Aim of the exercise:
Give the number of lines below that contain the word "coordinate", and nothing else.
__________________________________________________
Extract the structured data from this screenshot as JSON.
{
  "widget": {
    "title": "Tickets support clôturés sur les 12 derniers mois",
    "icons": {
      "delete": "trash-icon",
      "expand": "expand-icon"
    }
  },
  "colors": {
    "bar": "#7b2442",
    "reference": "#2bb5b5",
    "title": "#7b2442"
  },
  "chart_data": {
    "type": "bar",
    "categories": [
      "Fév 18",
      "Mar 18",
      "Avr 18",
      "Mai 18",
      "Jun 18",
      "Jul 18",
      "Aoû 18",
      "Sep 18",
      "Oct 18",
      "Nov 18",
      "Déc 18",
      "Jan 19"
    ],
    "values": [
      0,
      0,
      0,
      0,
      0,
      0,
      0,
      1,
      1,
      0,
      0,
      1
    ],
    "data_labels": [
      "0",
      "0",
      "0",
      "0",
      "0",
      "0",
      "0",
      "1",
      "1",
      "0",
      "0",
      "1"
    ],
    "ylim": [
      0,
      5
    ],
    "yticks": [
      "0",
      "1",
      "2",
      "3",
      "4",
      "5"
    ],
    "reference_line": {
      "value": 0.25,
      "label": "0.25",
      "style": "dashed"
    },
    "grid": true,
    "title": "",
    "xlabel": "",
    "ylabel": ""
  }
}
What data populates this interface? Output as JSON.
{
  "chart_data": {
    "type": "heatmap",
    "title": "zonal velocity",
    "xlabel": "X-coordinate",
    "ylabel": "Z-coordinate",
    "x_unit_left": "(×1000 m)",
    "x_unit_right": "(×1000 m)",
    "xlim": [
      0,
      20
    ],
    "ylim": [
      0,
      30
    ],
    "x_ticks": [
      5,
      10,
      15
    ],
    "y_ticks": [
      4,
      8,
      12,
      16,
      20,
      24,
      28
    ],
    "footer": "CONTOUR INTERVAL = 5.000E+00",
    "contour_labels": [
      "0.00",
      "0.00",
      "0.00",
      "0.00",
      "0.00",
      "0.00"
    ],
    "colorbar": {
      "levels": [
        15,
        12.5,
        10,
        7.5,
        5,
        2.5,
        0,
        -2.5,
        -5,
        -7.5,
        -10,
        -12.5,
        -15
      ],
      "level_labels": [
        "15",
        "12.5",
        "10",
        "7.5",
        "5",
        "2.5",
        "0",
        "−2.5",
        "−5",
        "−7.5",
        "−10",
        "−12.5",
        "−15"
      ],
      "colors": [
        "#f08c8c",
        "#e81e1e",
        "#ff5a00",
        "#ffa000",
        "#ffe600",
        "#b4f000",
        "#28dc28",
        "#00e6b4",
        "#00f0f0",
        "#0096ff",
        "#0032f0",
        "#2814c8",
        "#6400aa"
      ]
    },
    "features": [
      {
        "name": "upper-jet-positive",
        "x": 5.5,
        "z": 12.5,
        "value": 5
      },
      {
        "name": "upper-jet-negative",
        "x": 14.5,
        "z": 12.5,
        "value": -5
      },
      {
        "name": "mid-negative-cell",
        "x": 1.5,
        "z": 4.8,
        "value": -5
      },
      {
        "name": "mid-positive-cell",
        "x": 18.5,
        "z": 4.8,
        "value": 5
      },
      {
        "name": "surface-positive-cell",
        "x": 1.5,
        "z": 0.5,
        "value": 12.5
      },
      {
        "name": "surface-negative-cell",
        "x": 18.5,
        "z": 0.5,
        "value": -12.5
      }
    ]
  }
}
__________________________________________________
Exercise result:
2